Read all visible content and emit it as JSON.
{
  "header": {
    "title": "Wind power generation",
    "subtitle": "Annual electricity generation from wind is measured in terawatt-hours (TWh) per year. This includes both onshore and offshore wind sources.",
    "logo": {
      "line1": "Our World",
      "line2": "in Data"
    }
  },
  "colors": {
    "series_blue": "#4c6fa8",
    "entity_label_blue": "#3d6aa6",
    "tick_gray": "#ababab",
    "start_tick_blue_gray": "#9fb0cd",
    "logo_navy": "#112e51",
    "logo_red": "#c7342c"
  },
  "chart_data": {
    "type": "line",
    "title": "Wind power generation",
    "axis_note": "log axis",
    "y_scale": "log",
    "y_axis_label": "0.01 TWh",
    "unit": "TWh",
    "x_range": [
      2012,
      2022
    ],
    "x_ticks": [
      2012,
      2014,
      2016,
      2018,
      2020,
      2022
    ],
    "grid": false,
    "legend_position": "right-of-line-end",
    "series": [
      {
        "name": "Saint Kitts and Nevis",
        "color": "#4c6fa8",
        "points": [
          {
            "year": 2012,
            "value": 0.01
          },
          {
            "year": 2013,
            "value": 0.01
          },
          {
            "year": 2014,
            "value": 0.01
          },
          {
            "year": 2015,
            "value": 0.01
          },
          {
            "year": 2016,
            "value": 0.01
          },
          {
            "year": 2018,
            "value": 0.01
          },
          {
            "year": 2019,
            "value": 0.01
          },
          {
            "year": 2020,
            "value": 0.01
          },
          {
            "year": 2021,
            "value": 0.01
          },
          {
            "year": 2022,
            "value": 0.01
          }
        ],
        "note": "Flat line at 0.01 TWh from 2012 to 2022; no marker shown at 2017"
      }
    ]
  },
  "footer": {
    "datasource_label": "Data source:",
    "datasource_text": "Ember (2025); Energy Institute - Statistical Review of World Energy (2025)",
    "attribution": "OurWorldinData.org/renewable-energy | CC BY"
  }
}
^^^^^^^^^^^^^^^^
Quote every record above exactly.

## OUTPUT OF THE TASK
Read all visible content and emit it as JSON.
{
  "header": {
    "title": "Wind power generation",
    "subtitle": "Annual electricity generation from wind is measured in terawatt-hours (TWh) per year. This includes both onshore and offshore wind sources.",
    "logo": {
      "line1": "Our World",
      "line2": "in Data"
    }
  },
  "colors": {
    "series_blue": "#4c6fa8",
    "entity_label_blue": "#3d6aa6",
    "tick_gray": "#ababab",
    "start_tick_blue_gray": "#9fb0cd",
    "logo_navy": "#112e51",
    "logo_red": "#c7342c"
  },
  "chart_data": {
    "type": "line",
    "title": "Wind power generation",
    "axis_note": "log axis",
    "y_scale": "log",
    "y_axis_label": "0.01 TWh",
    "unit": "TWh",
    "x_range": [
      2012,
      2022
    ],
    "x_ticks": [
      2012,
      2014,
      2016,
      2018,
      2020,
      2022
    ],
    "grid": false,
    "legend_position": "right-of-line-end",
    "series": [
      {
        "name": "Saint Kitts and Nevis",
        "color": "#4c6fa8",
        "points": [
          {
            "year": 2012,
            "value": 0.01
          },
          {
            "year": 2013,
            "value": 0.01
          },
          {
            "year": 2014,
            "value": 0.01
          },
          {
            "year": 2015,
            "value": 0.01
          },
          {
            "year": 2016,
            "value": 0.01
          },
          {
            "year": 2018,
            "value": 0.01
          },
          {
            "year": 2019,
            "value": 0.01
          },
          {
            "year": 2020,
            "value": 0.01
          },
          {
            "year": 2021,
            "value": 0.01
          },
          {
            "year": 2022,
            "value": 0.01
          }
        ],
        "note": "Flat line at 0.01 TWh from 2012 to 2022; no marker shown at 2017"
      }
    ]
  },
  "footer": {
    "datasource_label": "Data source:",
    "datasource_text": "Ember (2025); Energy Institute - Statistical Review of World Energy (2025)",
    "attribution": "OurWorldinData.org/renewable-energy | CC BY"
  }
}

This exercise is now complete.